(Stored data entries)
━━━━━━

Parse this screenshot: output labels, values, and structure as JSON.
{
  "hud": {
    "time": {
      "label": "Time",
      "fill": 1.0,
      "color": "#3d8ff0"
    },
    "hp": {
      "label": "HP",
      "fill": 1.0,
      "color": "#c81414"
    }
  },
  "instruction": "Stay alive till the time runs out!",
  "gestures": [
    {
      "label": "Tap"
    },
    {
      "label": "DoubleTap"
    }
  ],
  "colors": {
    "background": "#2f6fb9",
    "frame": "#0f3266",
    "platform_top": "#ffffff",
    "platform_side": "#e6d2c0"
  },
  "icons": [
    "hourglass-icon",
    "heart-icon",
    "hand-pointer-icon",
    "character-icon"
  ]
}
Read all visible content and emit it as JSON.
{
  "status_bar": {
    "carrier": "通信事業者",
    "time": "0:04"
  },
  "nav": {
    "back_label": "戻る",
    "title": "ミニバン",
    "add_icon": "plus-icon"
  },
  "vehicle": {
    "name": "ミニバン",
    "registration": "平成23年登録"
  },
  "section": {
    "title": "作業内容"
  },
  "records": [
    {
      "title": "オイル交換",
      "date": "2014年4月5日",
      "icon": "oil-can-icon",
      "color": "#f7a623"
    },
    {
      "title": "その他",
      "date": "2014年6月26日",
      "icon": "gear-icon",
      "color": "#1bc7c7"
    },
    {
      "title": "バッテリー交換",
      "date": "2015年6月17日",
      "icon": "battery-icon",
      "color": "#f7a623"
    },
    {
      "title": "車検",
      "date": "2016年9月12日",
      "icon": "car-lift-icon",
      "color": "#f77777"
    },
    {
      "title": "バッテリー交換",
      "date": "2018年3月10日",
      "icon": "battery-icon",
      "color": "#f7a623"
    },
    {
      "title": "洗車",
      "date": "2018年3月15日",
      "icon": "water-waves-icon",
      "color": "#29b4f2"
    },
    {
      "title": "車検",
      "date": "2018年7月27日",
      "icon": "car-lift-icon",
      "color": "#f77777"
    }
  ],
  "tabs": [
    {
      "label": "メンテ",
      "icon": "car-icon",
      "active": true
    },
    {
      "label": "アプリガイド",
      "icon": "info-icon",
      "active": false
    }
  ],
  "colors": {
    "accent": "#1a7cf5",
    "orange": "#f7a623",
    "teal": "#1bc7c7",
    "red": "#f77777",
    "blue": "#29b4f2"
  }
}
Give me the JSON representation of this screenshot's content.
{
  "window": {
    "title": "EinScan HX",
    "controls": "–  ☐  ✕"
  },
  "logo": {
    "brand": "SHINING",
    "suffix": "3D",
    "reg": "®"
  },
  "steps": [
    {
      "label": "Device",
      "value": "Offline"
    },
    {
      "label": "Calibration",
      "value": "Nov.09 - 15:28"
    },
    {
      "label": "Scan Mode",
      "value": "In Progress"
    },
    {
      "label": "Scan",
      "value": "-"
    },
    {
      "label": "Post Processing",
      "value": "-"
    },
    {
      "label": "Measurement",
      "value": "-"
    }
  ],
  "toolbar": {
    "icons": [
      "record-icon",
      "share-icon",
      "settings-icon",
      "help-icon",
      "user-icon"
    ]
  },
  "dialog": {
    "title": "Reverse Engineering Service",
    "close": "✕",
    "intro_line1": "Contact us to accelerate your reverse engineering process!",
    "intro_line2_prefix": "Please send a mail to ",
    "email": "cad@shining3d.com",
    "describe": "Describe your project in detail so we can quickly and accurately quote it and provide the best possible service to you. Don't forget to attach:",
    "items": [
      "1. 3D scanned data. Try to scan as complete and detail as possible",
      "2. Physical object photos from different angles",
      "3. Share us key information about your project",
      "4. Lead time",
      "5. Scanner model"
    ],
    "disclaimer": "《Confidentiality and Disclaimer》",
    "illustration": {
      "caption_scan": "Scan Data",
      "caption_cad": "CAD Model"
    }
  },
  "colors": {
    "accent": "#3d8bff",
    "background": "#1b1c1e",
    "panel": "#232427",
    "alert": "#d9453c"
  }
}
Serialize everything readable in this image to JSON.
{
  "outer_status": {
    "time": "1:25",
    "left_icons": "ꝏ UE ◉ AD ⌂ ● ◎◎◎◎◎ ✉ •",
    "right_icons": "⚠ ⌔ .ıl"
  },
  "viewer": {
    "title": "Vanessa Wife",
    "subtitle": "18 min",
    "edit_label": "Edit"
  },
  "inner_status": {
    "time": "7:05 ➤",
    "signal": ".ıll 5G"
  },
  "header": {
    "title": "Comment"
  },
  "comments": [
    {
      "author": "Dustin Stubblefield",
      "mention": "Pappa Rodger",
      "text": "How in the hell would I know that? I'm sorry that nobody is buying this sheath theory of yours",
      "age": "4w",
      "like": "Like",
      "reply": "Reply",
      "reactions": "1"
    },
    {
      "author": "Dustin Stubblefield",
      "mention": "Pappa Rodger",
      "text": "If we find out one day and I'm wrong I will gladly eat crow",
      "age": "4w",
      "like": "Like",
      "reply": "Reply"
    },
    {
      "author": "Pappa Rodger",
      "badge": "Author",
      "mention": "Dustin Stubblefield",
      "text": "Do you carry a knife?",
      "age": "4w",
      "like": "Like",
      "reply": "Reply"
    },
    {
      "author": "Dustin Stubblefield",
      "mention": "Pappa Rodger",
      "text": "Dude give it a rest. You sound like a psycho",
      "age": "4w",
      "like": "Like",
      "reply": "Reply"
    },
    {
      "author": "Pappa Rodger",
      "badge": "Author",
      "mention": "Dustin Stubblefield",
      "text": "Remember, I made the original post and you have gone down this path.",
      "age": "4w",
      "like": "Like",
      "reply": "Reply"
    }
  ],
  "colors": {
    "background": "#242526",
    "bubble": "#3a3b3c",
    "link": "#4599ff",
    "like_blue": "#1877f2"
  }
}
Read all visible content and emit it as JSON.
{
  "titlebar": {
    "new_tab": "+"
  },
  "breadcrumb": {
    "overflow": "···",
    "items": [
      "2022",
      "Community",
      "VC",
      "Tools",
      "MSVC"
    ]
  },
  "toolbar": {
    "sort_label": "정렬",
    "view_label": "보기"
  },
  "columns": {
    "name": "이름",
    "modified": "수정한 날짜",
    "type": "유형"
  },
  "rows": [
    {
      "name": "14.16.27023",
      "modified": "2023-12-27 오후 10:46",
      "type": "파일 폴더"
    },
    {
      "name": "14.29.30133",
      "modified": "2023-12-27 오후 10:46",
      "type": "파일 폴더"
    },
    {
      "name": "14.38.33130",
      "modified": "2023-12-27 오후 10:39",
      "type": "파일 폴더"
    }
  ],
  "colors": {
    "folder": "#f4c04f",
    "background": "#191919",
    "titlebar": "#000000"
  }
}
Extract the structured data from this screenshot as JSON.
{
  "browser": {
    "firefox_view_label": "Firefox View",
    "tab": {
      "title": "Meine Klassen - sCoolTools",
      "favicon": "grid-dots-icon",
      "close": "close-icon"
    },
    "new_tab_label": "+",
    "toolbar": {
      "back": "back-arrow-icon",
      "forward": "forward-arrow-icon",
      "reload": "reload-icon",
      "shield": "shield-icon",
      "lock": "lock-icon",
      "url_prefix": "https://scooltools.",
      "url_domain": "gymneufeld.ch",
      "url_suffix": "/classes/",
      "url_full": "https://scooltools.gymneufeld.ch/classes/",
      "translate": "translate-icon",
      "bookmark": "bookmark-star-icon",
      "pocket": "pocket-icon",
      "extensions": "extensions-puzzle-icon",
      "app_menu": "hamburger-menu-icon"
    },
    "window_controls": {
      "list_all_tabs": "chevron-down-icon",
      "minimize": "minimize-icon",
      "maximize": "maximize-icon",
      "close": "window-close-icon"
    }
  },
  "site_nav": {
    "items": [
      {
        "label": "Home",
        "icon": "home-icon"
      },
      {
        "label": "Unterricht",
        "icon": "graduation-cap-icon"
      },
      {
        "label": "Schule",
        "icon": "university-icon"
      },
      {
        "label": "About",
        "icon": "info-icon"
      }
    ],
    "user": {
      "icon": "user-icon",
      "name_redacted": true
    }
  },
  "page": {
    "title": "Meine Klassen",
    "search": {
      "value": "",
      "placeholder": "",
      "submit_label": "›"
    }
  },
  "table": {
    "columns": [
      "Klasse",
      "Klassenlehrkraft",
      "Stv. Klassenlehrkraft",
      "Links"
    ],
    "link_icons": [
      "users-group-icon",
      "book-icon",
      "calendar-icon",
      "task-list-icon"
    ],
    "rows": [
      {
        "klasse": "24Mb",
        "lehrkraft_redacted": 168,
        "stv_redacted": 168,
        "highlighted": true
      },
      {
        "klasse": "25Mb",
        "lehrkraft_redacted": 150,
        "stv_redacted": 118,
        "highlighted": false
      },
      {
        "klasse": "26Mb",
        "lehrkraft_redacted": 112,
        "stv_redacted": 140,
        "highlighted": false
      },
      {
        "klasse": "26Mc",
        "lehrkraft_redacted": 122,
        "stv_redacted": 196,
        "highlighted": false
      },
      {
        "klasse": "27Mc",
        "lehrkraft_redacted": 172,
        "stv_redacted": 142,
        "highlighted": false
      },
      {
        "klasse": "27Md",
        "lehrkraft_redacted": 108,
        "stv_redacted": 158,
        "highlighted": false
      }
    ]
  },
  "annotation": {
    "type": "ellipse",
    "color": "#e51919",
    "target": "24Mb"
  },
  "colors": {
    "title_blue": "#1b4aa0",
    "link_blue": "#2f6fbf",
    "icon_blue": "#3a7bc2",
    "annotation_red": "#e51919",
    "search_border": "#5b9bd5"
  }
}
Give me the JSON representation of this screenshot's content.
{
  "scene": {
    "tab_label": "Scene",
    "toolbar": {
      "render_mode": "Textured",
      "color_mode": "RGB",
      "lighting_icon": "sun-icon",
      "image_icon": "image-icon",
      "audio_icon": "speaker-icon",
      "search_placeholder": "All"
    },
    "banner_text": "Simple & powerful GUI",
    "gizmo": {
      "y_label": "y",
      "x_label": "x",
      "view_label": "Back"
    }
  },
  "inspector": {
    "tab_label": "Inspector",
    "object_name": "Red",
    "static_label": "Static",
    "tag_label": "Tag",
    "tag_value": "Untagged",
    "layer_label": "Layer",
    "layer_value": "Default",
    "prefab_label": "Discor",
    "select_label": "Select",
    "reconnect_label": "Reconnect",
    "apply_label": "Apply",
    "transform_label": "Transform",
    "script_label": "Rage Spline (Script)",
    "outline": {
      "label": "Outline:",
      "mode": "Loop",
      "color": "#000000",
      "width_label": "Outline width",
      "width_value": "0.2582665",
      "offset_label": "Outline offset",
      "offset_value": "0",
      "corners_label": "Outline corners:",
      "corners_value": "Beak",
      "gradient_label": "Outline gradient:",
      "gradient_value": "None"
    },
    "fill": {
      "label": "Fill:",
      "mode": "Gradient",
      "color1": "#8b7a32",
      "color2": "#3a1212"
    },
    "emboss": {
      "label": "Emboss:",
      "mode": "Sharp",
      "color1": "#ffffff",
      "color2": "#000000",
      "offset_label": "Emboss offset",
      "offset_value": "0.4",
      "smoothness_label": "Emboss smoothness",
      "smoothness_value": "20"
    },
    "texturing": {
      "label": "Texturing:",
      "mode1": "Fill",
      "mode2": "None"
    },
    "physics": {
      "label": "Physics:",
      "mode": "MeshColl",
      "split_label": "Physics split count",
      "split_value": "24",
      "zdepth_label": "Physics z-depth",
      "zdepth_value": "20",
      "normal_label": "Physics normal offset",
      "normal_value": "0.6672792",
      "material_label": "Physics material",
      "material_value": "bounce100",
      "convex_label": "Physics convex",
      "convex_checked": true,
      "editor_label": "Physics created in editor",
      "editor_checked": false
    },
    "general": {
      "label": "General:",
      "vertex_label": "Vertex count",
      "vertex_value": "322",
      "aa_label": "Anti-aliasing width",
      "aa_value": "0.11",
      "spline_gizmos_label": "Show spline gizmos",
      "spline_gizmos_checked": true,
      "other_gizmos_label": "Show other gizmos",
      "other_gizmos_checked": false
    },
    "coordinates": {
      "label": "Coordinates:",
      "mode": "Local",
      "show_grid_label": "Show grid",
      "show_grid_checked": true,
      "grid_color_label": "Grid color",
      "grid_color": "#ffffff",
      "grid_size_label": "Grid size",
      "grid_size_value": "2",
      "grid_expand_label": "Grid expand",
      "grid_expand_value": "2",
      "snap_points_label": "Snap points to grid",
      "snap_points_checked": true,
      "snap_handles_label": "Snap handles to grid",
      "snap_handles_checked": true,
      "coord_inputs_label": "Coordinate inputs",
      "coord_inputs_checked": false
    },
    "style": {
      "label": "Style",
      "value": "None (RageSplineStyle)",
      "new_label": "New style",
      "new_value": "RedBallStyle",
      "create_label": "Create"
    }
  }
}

━━━━━━

■ Stated problem
Indicate how many lines of the material contain the string "down", giving the number and nothing more.

■ Result for this exercise
2